--- Records for the exercise ---
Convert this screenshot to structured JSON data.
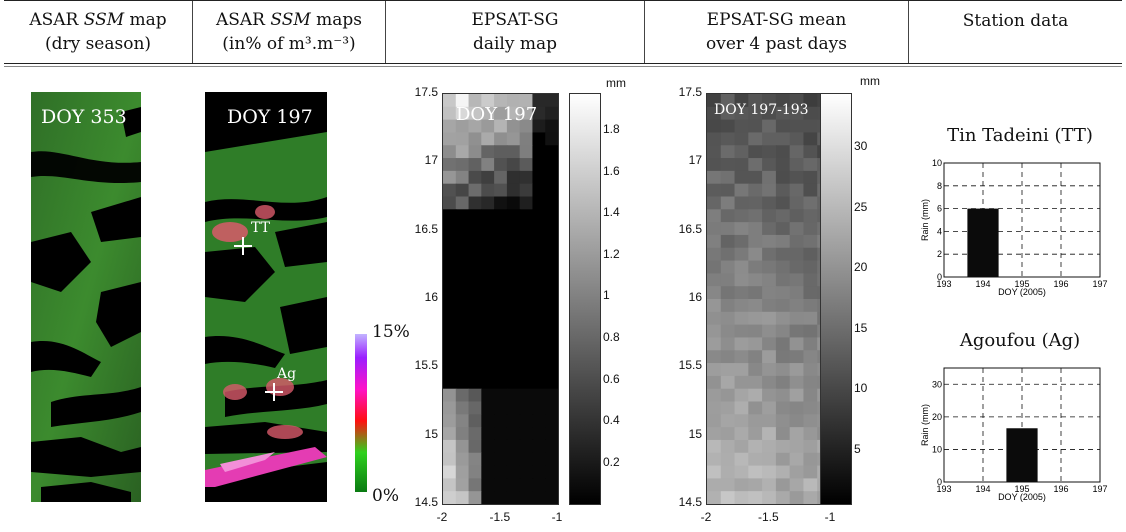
{
  "header": {
    "col1": {
      "line1_pre": "ASAR ",
      "line1_em": "SSM",
      "line1_post": " map",
      "line2": "(dry season)"
    },
    "col2": {
      "line1_pre": "ASAR ",
      "line1_em": "SSM",
      "line1_post": " maps",
      "line2": "(in% of m³.m⁻³)"
    },
    "col3": {
      "line1": "EPSAT-SG",
      "line2": "daily map"
    },
    "col4": {
      "line1": "EPSAT-SG mean",
      "line2": "over 4 past days"
    },
    "col5": {
      "line1": "Station data"
    }
  },
  "panel_asar_dry": {
    "label": "DOY 353"
  },
  "panel_asar_197": {
    "label": "DOY 197",
    "marker_tt": "TT",
    "marker_ag": "Ag"
  },
  "ssm_colorbar": {
    "max_label": "15%",
    "min_label": "0%",
    "colors": [
      "#0a7a12",
      "#2fd11e",
      "#ff1010",
      "#ff12c8",
      "#9b1eff",
      "#c2b4ff"
    ]
  },
  "epsat_daily": {
    "label": "DOY 197",
    "unit": "mm",
    "y_ticks": [
      "17.5",
      "17",
      "16.5",
      "16",
      "15.5",
      "15",
      "14.5"
    ],
    "x_ticks": [
      "-2",
      "-1.5",
      "-1"
    ],
    "cbar_ticks": [
      "1.8",
      "1.6",
      "1.4",
      "1.2",
      "1",
      "0.8",
      "0.6",
      "0.4",
      "0.2"
    ]
  },
  "epsat_mean": {
    "label": "DOY 197-193",
    "unit": "mm",
    "y_ticks": [
      "17.5",
      "17",
      "16.5",
      "16",
      "15.5",
      "15",
      "14.5"
    ],
    "x_ticks": [
      "-2",
      "-1.5",
      "-1"
    ],
    "cbar_ticks": [
      "30",
      "25",
      "20",
      "15",
      "10",
      "5"
    ]
  },
  "chart_data": [
    {
      "type": "bar",
      "title": "Tin Tadeini (TT)",
      "xlabel": "DOY (2005)",
      "ylabel": "Rain (mm)",
      "x": [
        194
      ],
      "values": [
        6
      ],
      "xlim": [
        193,
        197
      ],
      "ylim": [
        0,
        10
      ],
      "x_ticks": [
        "193",
        "194",
        "195",
        "196",
        "197"
      ],
      "y_ticks": [
        "0",
        "2",
        "4",
        "6",
        "8",
        "10"
      ],
      "grid": true
    },
    {
      "type": "bar",
      "title": "Agoufou (Ag)",
      "xlabel": "DOY (2005)",
      "ylabel": "Rain (mm)",
      "x": [
        195
      ],
      "values": [
        16.5
      ],
      "xlim": [
        193,
        197
      ],
      "ylim": [
        0,
        35
      ],
      "x_ticks": [
        "193",
        "194",
        "195",
        "196",
        "197"
      ],
      "y_ticks": [
        "0",
        "10",
        "20",
        "30"
      ],
      "grid": true
    }
  ]
}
---
■ Your task: Write the entries above out again exactly, but not the pictures.

■ Exercise response:
Convert this screenshot to structured JSON data.
{
  "header": {
    "col1": {
      "line1_pre": "ASAR ",
      "line1_em": "SSM",
      "line1_post": " map",
      "line2": "(dry season)"
    },
    "col2": {
      "line1_pre": "ASAR ",
      "line1_em": "SSM",
      "line1_post": " maps",
      "line2": "(in% of m³.m⁻³)"
    },
    "col3": {
      "line1": "EPSAT-SG",
      "line2": "daily map"
    },
    "col4": {
      "line1": "EPSAT-SG mean",
      "line2": "over 4 past days"
    },
    "col5": {
      "line1": "Station data"
    }
  },
  "panel_asar_dry": {
    "label": "DOY 353"
  },
  "panel_asar_197": {
    "label": "DOY 197",
    "marker_tt": "TT",
    "marker_ag": "Ag"
  },
  "ssm_colorbar": {
    "max_label": "15%",
    "min_label": "0%",
    "colors": [
      "#0a7a12",
      "#2fd11e",
      "#ff1010",
      "#ff12c8",
      "#9b1eff",
      "#c2b4ff"
    ]
  },
  "epsat_daily": {
    "label": "DOY 197",
    "unit": "mm",
    "y_ticks": [
      "17.5",
      "17",
      "16.5",
      "16",
      "15.5",
      "15",
      "14.5"
    ],
    "x_ticks": [
      "-2",
      "-1.5",
      "-1"
    ],
    "cbar_ticks": [
      "1.8",
      "1.6",
      "1.4",
      "1.2",
      "1",
      "0.8",
      "0.6",
      "0.4",
      "0.2"
    ]
  },
  "epsat_mean": {
    "label": "DOY 197-193",
    "unit": "mm",
    "y_ticks": [
      "17.5",
      "17",
      "16.5",
      "16",
      "15.5",
      "15",
      "14.5"
    ],
    "x_ticks": [
      "-2",
      "-1.5",
      "-1"
    ],
    "cbar_ticks": [
      "30",
      "25",
      "20",
      "15",
      "10",
      "5"
    ]
  },
  "chart_data": [
    {
      "type": "bar",
      "title": "Tin Tadeini (TT)",
      "xlabel": "DOY (2005)",
      "ylabel": "Rain (mm)",
      "x": [
        194
      ],
      "values": [
        6
      ],
      "xlim": [
        193,
        197
      ],
      "ylim": [
        0,
        10
      ],
      "x_ticks": [
        "193",
        "194",
        "195",
        "196",
        "197"
      ],
      "y_ticks": [
        "0",
        "2",
        "4",
        "6",
        "8",
        "10"
      ],
      "grid": true
    },
    {
      "type": "bar",
      "title": "Agoufou (Ag)",
      "xlabel": "DOY (2005)",
      "ylabel": "Rain (mm)",
      "x": [
        195
      ],
      "values": [
        16.5
      ],
      "xlim": [
        193,
        197
      ],
      "ylim": [
        0,
        35
      ],
      "x_ticks": [
        "193",
        "194",
        "195",
        "196",
        "197"
      ],
      "y_ticks": [
        "0",
        "10",
        "20",
        "30"
      ],
      "grid": true
    }
  ]
}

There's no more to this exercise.